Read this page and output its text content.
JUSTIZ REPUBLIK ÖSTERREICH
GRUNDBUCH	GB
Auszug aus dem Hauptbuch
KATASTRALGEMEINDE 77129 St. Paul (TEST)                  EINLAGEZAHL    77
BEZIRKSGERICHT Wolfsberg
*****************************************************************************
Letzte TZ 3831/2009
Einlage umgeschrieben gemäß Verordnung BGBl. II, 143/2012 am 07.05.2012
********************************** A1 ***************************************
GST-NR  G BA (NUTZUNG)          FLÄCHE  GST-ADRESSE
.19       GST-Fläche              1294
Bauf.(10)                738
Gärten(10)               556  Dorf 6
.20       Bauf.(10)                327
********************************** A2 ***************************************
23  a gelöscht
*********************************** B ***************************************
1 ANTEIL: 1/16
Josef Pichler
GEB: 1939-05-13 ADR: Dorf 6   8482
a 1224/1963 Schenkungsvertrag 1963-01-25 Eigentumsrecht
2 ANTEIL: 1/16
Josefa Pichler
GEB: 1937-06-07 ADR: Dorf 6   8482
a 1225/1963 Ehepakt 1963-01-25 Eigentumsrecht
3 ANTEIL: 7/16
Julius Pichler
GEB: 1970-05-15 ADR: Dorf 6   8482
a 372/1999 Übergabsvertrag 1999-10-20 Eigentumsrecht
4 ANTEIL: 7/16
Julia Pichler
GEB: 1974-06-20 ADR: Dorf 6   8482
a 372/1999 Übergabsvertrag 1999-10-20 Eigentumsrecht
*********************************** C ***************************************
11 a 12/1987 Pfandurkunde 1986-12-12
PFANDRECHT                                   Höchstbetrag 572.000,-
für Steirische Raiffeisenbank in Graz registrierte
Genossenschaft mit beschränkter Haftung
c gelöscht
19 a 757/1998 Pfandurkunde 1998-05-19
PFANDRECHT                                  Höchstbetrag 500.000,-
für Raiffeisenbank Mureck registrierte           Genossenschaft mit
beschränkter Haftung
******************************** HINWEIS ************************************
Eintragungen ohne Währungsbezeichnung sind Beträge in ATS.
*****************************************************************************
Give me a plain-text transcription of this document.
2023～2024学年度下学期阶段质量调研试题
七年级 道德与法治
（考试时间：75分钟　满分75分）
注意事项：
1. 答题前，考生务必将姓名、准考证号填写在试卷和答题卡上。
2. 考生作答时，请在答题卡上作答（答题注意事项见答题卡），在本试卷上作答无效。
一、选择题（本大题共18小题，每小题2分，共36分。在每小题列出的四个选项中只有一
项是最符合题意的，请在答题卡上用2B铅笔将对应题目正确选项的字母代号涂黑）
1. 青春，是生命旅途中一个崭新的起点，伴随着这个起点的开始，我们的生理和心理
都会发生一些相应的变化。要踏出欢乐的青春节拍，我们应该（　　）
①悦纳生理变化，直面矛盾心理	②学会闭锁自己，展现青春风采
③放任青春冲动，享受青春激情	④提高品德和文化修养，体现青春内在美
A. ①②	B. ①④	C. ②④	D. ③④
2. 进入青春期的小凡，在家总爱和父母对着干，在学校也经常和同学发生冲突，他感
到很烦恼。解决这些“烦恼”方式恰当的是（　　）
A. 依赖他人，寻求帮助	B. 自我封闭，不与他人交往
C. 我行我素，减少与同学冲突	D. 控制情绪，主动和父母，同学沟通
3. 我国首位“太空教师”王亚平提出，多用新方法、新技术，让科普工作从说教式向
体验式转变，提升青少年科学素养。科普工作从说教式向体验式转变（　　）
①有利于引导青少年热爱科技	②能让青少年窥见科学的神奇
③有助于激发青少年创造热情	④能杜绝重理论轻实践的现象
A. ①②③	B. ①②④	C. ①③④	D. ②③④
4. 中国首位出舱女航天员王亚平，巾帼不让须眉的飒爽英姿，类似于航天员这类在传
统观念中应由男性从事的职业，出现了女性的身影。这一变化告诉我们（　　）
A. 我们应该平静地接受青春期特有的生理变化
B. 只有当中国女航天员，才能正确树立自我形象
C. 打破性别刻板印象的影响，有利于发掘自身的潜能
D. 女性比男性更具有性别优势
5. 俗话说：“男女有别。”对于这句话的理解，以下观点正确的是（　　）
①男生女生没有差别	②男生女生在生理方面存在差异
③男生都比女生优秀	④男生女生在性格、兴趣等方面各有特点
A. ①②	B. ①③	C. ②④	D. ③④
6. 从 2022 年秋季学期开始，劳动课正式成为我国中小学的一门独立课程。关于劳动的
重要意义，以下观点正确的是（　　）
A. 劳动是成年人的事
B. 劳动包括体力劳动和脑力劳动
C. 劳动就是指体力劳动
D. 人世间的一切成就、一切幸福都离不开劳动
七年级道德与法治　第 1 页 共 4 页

Description of the task: Print the records above exactly as they appear.

The output:
Read this page and output its text content.
JUSTIZ REPUBLIK ÖSTERREICH
GRUNDBUCH	GB
Auszug aus dem Hauptbuch
KATASTRALGEMEINDE 77129 St. Paul (TEST)                  EINLAGEZAHL    77
BEZIRKSGERICHT Wolfsberg
*****************************************************************************
Letzte TZ 3831/2009
Einlage umgeschrieben gemäß Verordnung BGBl. II, 143/2012 am 07.05.2012
********************************** A1 ***************************************
GST-NR  G BA (NUTZUNG)          FLÄCHE  GST-ADRESSE
.19       GST-Fläche              1294
Bauf.(10)                738
Gärten(10)               556  Dorf 6
.20       Bauf.(10)                327
********************************** A2 ***************************************
23  a gelöscht
*********************************** B ***************************************
1 ANTEIL: 1/16
Josef Pichler
GEB: 1939-05-13 ADR: Dorf 6   8482
a 1224/1963 Schenkungsvertrag 1963-01-25 Eigentumsrecht
2 ANTEIL: 1/16
Josefa Pichler
GEB: 1937-06-07 ADR: Dorf 6   8482
a 1225/1963 Ehepakt 1963-01-25 Eigentumsrecht
3 ANTEIL: 7/16
Julius Pichler
GEB: 1970-05-15 ADR: Dorf 6   8482
a 372/1999 Übergabsvertrag 1999-10-20 Eigentumsrecht
4 ANTEIL: 7/16
Julia Pichler
GEB: 1974-06-20 ADR: Dorf 6   8482
a 372/1999 Übergabsvertrag 1999-10-20 Eigentumsrecht
*********************************** C ***************************************
11 a 12/1987 Pfandurkunde 1986-12-12
PFANDRECHT                                   Höchstbetrag 572.000,-
für Steirische Raiffeisenbank in Graz registrierte
Genossenschaft mit beschränkter Haftung
c gelöscht
19 a 757/1998 Pfandurkunde 1998-05-19
PFANDRECHT                                  Höchstbetrag 500.000,-
für Raiffeisenbank Mureck registrierte           Genossenschaft mit
beschränkter Haftung
******************************** HINWEIS ************************************
Eintragungen ohne Währungsbezeichnung sind Beträge in ATS.
*****************************************************************************
Give me a plain-text transcription of this document.
2023～2024学年度下学期阶段质量调研试题
七年级 道德与法治
（考试时间：75分钟　满分75分）
注意事项：
1. 答题前，考生务必将姓名、准考证号填写在试卷和答题卡上。
2. 考生作答时，请在答题卡上作答（答题注意事项见答题卡），在本试卷上作答无效。
一、选择题（本大题共18小题，每小题2分，共36分。在每小题列出的四个选项中只有一
项是最符合题意的，请在答题卡上用2B铅笔将对应题目正确选项的字母代号涂黑）
1. 青春，是生命旅途中一个崭新的起点，伴随着这个起点的开始，我们的生理和心理
都会发生一些相应的变化。要踏出欢乐的青春节拍，我们应该（　　）
①悦纳生理变化，直面矛盾心理	②学会闭锁自己，展现青春风采
③放任青春冲动，享受青春激情	④提高品德和文化修养，体现青春内在美
A. ①②	B. ①④	C. ②④	D. ③④
2. 进入青春期的小凡，在家总爱和父母对着干，在学校也经常和同学发生冲突，他感
到很烦恼。解决这些“烦恼”方式恰当的是（　　）
A. 依赖他人，寻求帮助	B. 自我封闭，不与他人交往
C. 我行我素，减少与同学冲突	D. 控制情绪，主动和父母，同学沟通
3. 我国首位“太空教师”王亚平提出，多用新方法、新技术，让科普工作从说教式向
体验式转变，提升青少年科学素养。科普工作从说教式向体验式转变（　　）
①有利于引导青少年热爱科技	②能让青少年窥见科学的神奇
③有助于激发青少年创造热情	④能杜绝重理论轻实践的现象
A. ①②③	B. ①②④	C. ①③④	D. ②③④
4. 中国首位出舱女航天员王亚平，巾帼不让须眉的飒爽英姿，类似于航天员这类在传
统观念中应由男性从事的职业，出现了女性的身影。这一变化告诉我们（　　）
A. 我们应该平静地接受青春期特有的生理变化
B. 只有当中国女航天员，才能正确树立自我形象
C. 打破性别刻板印象的影响，有利于发掘自身的潜能
D. 女性比男性更具有性别优势
5. 俗话说：“男女有别。”对于这句话的理解，以下观点正确的是（　　）
①男生女生没有差别	②男生女生在生理方面存在差异
③男生都比女生优秀	④男生女生在性格、兴趣等方面各有特点
A. ①②	B. ①③	C. ②④	D. ③④
6. 从 2022 年秋季学期开始，劳动课正式成为我国中小学的一门独立课程。关于劳动的
重要意义，以下观点正确的是（　　）
A. 劳动是成年人的事
B. 劳动包括体力劳动和脑力劳动
C. 劳动就是指体力劳动
D. 人世间的一切成就、一切幸福都离不开劳动
七年级道德与法治　第 1 页 共 4 页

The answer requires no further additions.